Goal of the exercise: Where does the string "help" appear? Copy every line of the entries below that holds it.

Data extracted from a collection
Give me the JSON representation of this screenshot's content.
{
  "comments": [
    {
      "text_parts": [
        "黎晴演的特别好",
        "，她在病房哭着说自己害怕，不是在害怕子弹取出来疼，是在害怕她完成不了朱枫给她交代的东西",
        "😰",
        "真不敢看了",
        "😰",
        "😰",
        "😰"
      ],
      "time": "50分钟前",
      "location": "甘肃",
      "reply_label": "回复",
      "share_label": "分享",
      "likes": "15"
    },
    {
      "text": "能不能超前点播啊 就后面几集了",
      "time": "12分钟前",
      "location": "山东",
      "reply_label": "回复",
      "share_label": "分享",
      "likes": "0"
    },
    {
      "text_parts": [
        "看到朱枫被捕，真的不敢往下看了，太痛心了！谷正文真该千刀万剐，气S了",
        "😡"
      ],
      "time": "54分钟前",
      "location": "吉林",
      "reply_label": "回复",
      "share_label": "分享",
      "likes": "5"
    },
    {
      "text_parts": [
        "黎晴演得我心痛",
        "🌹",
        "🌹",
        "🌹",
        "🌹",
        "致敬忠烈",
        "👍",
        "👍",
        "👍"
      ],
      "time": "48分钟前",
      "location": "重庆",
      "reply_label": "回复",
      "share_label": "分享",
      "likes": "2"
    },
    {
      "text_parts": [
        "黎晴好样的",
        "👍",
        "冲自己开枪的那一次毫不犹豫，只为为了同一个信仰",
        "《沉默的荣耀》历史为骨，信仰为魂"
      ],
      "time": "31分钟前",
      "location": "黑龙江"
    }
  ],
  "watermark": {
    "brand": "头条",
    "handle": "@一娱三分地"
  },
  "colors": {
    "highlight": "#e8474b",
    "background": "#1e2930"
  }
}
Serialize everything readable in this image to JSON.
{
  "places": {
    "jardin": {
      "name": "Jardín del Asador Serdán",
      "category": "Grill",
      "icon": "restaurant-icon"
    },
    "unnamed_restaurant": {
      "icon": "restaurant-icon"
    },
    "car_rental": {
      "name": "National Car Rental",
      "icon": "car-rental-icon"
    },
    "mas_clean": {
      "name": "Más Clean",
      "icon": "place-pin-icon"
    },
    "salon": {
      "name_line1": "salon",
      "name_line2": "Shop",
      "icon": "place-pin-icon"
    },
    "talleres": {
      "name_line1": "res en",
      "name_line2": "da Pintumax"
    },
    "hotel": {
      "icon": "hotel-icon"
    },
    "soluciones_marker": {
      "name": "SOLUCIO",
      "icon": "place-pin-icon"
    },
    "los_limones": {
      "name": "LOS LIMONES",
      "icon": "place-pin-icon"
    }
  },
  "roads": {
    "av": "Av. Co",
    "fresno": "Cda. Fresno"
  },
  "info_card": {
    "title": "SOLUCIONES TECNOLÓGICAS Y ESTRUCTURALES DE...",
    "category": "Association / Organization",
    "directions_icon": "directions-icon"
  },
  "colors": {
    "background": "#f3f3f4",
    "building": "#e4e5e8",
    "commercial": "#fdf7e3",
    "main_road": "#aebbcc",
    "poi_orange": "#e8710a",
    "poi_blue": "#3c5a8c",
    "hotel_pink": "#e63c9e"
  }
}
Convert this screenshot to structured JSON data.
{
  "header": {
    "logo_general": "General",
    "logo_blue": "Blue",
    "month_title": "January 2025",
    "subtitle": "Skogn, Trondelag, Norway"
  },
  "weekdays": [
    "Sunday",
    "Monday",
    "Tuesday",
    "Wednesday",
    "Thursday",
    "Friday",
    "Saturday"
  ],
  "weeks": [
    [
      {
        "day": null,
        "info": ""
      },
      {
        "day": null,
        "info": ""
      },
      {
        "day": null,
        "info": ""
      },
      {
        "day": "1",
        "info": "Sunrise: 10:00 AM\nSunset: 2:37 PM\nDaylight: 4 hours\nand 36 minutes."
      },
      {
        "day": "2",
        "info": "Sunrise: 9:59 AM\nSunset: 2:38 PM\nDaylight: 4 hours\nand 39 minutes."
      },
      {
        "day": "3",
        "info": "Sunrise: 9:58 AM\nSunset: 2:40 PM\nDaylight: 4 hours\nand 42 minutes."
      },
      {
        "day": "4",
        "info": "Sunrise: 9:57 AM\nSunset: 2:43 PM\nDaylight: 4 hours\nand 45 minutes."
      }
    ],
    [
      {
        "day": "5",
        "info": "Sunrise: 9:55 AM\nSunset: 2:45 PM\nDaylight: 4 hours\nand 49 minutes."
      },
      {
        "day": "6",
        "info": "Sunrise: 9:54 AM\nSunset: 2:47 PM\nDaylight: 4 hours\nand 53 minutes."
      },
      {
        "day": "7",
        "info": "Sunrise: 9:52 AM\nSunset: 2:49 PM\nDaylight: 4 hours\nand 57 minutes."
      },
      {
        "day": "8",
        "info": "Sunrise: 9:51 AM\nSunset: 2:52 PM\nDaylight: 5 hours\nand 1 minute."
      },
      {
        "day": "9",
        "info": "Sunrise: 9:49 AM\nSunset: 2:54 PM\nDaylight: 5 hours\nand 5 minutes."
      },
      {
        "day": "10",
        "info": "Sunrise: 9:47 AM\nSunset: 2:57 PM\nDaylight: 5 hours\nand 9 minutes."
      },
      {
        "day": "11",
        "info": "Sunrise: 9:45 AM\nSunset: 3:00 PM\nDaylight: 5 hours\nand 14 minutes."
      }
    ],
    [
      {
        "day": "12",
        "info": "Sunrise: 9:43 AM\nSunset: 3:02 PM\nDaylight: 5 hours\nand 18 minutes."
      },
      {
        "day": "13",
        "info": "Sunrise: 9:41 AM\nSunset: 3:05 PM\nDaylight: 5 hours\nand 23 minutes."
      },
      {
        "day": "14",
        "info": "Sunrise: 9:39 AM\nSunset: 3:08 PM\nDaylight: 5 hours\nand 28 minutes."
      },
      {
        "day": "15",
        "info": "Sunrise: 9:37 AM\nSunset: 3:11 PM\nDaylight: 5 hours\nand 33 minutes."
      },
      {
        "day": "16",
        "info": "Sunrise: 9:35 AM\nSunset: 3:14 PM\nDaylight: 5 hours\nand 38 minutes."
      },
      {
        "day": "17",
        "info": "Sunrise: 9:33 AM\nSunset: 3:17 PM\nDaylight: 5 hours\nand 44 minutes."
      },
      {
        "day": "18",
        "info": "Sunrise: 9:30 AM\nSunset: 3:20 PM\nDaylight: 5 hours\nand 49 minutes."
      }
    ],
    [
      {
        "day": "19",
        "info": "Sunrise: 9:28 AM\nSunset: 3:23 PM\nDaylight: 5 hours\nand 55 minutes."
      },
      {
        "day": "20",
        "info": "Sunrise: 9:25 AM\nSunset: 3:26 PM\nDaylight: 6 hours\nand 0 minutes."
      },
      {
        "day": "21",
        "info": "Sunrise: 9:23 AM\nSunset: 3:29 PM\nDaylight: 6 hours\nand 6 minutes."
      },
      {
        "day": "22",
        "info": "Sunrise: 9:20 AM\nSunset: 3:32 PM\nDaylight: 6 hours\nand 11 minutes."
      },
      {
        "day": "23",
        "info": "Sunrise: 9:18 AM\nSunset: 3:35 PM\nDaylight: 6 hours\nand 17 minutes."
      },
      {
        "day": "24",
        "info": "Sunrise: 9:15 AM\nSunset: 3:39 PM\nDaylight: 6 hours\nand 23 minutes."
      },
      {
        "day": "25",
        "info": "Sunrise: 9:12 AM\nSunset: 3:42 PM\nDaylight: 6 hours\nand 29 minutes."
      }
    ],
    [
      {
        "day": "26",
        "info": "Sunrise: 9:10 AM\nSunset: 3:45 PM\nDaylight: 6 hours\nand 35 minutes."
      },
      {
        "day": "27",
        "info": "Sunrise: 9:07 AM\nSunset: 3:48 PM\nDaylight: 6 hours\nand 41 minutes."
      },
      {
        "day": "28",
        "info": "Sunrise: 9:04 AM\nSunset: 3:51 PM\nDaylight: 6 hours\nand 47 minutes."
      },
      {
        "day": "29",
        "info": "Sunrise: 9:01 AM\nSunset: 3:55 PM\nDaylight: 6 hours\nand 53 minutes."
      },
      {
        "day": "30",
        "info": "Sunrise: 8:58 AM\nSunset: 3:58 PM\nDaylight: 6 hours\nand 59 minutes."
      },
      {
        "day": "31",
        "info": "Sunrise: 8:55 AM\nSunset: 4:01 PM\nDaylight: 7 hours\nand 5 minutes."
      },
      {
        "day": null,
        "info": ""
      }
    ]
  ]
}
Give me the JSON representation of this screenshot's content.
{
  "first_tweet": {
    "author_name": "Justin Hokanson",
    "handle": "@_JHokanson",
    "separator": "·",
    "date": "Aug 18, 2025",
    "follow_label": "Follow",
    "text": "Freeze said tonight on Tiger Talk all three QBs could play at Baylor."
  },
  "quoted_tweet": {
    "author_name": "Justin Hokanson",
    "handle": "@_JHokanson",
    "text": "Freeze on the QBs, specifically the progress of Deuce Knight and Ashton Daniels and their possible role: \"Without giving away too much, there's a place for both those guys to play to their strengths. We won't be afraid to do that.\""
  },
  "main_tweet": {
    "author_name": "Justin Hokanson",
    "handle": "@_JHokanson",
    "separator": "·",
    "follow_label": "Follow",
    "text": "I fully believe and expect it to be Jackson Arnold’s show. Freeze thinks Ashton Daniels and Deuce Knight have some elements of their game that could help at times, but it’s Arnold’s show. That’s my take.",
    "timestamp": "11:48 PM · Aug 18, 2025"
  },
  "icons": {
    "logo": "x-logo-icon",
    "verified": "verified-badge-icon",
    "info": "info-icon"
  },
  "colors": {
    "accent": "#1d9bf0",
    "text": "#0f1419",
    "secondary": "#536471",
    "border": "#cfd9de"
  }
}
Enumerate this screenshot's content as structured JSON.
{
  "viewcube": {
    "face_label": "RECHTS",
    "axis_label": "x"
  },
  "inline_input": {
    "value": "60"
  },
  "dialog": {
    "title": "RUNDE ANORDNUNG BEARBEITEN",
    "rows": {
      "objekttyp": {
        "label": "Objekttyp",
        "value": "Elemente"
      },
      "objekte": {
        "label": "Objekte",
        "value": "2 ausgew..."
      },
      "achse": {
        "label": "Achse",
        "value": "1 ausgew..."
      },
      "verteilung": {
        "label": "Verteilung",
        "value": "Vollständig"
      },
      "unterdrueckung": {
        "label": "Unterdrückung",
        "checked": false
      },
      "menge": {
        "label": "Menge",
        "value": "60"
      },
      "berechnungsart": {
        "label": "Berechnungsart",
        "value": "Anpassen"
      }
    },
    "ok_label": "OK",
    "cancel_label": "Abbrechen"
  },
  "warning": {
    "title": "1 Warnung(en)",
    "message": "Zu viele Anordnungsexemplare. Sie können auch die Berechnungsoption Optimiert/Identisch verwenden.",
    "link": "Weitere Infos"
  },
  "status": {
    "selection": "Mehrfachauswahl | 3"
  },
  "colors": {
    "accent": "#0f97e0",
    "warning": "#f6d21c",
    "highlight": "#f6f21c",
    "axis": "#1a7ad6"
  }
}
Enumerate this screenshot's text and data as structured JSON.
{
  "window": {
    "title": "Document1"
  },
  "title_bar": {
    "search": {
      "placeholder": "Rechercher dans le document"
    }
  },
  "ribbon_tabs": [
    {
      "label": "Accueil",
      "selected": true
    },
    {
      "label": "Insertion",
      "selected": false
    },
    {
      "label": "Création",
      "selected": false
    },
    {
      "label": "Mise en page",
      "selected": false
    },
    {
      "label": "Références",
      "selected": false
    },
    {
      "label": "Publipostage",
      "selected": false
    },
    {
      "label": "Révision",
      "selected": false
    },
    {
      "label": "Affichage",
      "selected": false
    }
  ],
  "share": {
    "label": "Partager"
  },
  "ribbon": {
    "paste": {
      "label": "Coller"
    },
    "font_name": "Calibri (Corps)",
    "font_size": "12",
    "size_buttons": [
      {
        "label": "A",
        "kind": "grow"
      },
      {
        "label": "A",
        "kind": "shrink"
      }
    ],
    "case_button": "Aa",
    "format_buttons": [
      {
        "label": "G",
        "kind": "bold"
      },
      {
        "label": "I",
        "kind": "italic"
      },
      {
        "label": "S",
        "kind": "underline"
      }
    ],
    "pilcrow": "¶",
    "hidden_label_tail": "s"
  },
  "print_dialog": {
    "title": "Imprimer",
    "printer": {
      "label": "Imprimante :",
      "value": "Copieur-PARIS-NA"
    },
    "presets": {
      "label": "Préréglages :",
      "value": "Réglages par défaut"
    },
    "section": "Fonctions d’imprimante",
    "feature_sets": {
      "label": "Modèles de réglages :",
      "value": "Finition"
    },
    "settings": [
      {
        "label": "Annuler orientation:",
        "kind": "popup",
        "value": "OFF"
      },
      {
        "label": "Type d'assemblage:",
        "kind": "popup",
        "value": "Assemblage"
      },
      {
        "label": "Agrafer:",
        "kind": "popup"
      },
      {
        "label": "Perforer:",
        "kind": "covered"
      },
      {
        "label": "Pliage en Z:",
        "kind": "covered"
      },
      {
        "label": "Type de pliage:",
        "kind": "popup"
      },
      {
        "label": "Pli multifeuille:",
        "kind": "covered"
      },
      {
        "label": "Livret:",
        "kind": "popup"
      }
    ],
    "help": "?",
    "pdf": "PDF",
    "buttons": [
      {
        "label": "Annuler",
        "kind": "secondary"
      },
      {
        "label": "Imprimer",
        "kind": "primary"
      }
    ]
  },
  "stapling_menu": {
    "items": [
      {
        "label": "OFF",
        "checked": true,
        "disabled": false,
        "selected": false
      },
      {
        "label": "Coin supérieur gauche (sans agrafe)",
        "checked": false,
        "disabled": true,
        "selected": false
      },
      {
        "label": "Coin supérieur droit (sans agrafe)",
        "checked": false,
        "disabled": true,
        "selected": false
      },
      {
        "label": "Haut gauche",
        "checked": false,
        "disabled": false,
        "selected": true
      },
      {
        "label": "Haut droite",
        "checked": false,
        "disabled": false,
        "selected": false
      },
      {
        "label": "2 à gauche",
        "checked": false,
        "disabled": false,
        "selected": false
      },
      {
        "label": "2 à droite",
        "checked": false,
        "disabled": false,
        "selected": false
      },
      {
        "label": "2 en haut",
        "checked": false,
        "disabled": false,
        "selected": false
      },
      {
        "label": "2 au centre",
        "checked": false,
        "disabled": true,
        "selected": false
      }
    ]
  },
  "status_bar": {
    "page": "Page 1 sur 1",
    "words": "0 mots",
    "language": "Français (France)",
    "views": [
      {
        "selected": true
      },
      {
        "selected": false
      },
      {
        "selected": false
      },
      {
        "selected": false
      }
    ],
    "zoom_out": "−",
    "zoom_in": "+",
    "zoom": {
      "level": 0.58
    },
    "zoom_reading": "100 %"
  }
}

Written solution:
    "text": "I fully believe and expect it to be Jackson Arnold’s show. Freeze thinks Ashton Daniels and Deuce Knight have some elements of their game that could help at times, but it’s Arnold’s show. That’s my take.",
    "help": "?",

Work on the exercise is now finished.